Without the images, write out all of the following entries exactly.

>>

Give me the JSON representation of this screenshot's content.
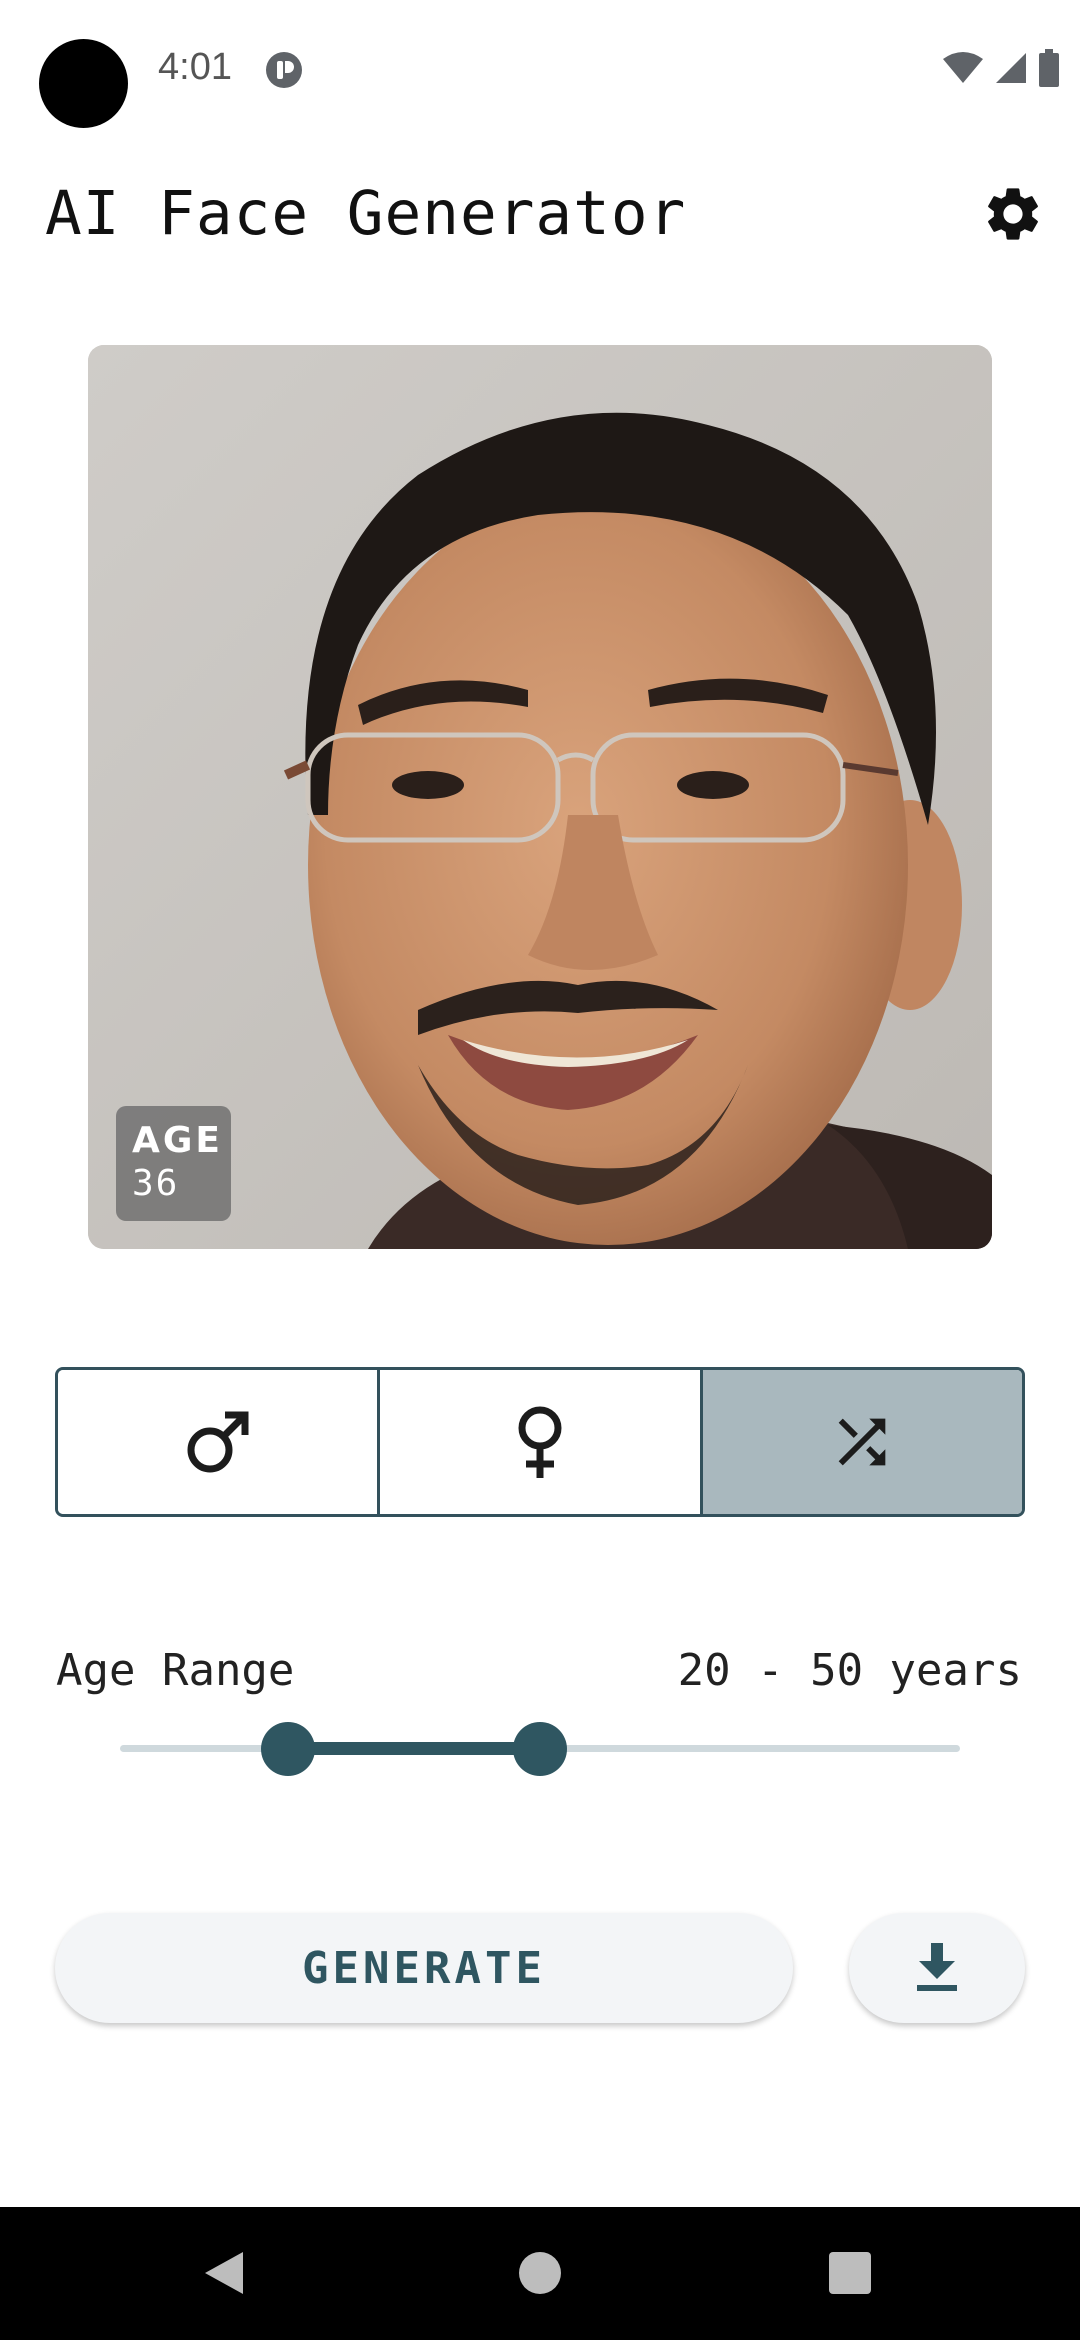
{
  "status_bar": {
    "time": "4:01",
    "icons": [
      "notification-icon",
      "wifi-icon",
      "cell-signal-icon",
      "battery-icon"
    ]
  },
  "app_bar": {
    "title": "AI Face Generator",
    "settings_icon": "gear-icon"
  },
  "face": {
    "age_label": "AGE",
    "age_value": "36"
  },
  "gender_toggle": {
    "options": [
      {
        "icon": "male-symbol-icon",
        "selected": false
      },
      {
        "icon": "female-symbol-icon",
        "selected": false
      },
      {
        "icon": "shuffle-icon",
        "selected": true
      }
    ]
  },
  "age_range": {
    "label": "Age Range",
    "value_text": "20 - 50 years",
    "min_value": 20,
    "max_value": 50,
    "slider_fractions": [
      0.2,
      0.5
    ]
  },
  "actions": {
    "generate_label": "GENERATE",
    "download_icon": "download-icon"
  },
  "colors": {
    "accent": "#2f5661",
    "selected_toggle": "#a9b8be",
    "track_inactive": "#cfd9dd"
  }
}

<<

• Solution for this problem
Give me the JSON representation of this screenshot's content.
{
  "status_bar": {
    "time": "4:01",
    "icons": [
      "notification-icon",
      "wifi-icon",
      "cell-signal-icon",
      "battery-icon"
    ]
  },
  "app_bar": {
    "title": "AI Face Generator",
    "settings_icon": "gear-icon"
  },
  "face": {
    "age_label": "AGE",
    "age_value": "36"
  },
  "gender_toggle": {
    "options": [
      {
        "icon": "male-symbol-icon",
        "selected": false
      },
      {
        "icon": "female-symbol-icon",
        "selected": false
      },
      {
        "icon": "shuffle-icon",
        "selected": true
      }
    ]
  },
  "age_range": {
    "label": "Age Range",
    "value_text": "20 - 50 years",
    "min_value": 20,
    "max_value": 50,
    "slider_fractions": [
      0.2,
      0.5
    ]
  },
  "actions": {
    "generate_label": "GENERATE",
    "download_icon": "download-icon"
  },
  "colors": {
    "accent": "#2f5661",
    "selected_toggle": "#a9b8be",
    "track_inactive": "#cfd9dd"
  }
}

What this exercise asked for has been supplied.